>> Begin
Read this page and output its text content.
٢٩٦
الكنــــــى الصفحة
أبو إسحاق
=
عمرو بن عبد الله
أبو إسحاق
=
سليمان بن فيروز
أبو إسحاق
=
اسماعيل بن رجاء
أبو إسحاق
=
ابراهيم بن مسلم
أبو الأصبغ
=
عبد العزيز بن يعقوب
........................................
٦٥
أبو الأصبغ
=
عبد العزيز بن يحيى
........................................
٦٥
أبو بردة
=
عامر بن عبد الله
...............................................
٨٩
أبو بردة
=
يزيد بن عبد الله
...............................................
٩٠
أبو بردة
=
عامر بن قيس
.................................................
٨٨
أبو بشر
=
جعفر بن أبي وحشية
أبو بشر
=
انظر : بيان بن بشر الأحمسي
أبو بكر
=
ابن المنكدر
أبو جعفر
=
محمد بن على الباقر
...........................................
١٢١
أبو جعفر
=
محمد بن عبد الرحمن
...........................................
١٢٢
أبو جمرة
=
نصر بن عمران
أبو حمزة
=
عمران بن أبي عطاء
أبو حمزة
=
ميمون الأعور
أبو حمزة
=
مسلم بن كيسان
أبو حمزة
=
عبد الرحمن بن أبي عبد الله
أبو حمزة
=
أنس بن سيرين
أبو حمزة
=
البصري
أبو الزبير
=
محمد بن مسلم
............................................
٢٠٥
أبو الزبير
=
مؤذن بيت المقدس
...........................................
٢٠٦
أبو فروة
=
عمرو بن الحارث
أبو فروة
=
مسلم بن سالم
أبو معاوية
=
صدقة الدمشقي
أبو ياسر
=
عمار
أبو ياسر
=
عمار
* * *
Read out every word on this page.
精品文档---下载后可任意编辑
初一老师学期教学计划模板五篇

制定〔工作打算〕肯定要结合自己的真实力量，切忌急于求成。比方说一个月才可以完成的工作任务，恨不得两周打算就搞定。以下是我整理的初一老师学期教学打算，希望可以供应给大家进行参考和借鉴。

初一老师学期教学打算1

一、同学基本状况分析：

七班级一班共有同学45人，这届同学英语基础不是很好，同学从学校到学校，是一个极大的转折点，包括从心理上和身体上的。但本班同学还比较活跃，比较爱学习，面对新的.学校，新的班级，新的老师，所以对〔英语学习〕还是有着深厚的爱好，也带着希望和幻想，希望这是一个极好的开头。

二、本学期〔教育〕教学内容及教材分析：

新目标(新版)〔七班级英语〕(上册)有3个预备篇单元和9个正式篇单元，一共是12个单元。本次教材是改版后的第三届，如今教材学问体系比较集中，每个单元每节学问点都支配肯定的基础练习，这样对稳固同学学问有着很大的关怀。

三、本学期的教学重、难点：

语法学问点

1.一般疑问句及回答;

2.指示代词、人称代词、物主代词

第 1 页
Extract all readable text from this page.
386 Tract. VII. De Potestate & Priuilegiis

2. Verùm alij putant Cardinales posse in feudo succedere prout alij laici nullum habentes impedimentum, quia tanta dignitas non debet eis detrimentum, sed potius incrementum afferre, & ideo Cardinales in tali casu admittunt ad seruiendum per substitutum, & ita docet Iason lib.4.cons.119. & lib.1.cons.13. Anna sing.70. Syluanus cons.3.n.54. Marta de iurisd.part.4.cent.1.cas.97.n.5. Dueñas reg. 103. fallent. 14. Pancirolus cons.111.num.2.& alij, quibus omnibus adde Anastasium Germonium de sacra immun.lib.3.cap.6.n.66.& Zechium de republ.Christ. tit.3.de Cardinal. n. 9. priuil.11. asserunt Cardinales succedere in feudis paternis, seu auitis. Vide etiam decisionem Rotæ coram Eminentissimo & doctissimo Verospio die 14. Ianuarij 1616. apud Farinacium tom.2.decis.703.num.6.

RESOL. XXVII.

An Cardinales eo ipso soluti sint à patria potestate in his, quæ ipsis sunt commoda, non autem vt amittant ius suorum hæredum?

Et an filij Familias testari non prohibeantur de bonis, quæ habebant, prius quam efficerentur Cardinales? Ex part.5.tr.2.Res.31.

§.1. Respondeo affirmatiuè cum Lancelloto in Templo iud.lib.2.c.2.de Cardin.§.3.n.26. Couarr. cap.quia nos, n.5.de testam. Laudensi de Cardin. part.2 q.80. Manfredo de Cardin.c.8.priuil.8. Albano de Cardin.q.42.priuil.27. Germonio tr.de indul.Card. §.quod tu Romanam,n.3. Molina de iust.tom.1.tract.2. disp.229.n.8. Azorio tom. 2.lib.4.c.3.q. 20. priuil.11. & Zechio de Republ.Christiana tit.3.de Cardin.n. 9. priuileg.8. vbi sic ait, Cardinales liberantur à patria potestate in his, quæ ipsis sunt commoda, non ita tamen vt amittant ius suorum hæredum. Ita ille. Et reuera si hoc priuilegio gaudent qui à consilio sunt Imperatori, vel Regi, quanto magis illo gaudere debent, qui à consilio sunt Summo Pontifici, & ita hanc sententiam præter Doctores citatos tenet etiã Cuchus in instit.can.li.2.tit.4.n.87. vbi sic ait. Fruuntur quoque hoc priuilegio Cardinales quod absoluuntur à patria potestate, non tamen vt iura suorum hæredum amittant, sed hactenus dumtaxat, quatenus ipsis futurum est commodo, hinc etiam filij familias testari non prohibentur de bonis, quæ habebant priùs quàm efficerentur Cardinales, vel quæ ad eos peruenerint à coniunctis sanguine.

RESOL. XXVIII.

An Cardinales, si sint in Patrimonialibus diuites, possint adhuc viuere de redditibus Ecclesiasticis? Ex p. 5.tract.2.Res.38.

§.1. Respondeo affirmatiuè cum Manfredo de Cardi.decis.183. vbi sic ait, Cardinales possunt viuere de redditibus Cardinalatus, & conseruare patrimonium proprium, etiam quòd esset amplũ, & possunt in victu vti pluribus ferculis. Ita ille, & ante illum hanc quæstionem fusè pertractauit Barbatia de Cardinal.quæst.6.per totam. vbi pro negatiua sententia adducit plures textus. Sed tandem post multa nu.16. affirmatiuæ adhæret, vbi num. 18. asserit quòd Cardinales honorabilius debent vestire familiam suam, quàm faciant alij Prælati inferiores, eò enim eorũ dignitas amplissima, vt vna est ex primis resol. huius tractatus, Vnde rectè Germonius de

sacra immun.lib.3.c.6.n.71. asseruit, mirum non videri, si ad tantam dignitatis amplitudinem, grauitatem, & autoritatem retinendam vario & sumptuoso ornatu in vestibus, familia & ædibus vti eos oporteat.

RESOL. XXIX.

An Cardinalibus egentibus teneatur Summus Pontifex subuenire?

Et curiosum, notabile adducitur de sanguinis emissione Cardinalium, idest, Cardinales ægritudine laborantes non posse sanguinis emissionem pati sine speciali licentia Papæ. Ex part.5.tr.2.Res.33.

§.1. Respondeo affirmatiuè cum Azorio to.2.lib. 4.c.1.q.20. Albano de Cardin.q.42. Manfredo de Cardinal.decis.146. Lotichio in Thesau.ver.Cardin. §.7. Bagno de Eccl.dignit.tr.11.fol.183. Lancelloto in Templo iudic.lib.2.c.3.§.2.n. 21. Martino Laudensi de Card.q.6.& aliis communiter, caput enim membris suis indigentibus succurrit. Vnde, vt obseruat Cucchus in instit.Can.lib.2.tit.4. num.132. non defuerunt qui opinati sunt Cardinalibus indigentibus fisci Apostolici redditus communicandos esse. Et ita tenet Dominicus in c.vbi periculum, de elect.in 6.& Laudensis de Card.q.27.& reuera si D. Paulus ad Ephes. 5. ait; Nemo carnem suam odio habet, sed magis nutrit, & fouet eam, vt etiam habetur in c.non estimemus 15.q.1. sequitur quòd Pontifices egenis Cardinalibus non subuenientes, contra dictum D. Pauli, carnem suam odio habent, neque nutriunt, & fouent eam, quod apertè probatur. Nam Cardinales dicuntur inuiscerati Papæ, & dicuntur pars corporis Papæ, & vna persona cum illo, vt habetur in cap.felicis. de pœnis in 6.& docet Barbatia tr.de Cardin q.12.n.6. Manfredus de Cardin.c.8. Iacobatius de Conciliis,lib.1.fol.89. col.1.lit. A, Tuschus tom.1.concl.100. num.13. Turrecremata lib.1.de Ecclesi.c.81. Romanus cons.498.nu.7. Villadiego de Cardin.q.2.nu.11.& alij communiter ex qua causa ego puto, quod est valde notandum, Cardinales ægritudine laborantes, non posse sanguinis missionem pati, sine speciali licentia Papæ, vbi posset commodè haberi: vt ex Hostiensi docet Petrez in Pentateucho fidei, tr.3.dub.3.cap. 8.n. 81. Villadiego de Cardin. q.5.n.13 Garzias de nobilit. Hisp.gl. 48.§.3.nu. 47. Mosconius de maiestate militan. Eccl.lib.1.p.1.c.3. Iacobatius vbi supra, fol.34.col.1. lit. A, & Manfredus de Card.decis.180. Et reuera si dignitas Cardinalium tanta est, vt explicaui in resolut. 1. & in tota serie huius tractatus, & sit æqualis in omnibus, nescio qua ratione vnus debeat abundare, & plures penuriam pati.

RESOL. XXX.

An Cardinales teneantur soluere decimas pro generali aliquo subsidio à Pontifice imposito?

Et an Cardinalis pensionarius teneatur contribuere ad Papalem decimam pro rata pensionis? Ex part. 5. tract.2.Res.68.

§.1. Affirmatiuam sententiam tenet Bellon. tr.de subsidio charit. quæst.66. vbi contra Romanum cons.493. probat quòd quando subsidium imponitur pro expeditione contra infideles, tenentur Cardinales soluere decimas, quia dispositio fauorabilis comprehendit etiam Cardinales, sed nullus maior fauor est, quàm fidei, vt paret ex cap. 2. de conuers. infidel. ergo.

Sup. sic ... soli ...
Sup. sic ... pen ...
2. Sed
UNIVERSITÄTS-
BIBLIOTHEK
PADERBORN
>> End
▸ **Task goal**
Locate the lines above that contain "subsidio" and copy them.

▸ **The reply**
An Cardinales teneantur soluere decimas pro generali aliquo subsidio à Pontifice imposito?
§.1. Affirmatiuam sententiam tenet Bellon. tr.de subsidio charit. quæst.66. vbi contra Romanum cons.493. probat quòd quando subsidium imponitur pro expeditione contra infideles, tenentur Cardinales soluere decimas, quia dispositio fauorabilis comprehendit etiam Cardinales, sed nullus maior fauor est, quàm fidei, vt paret ex cap. 2. de conuers. infidel. ergo.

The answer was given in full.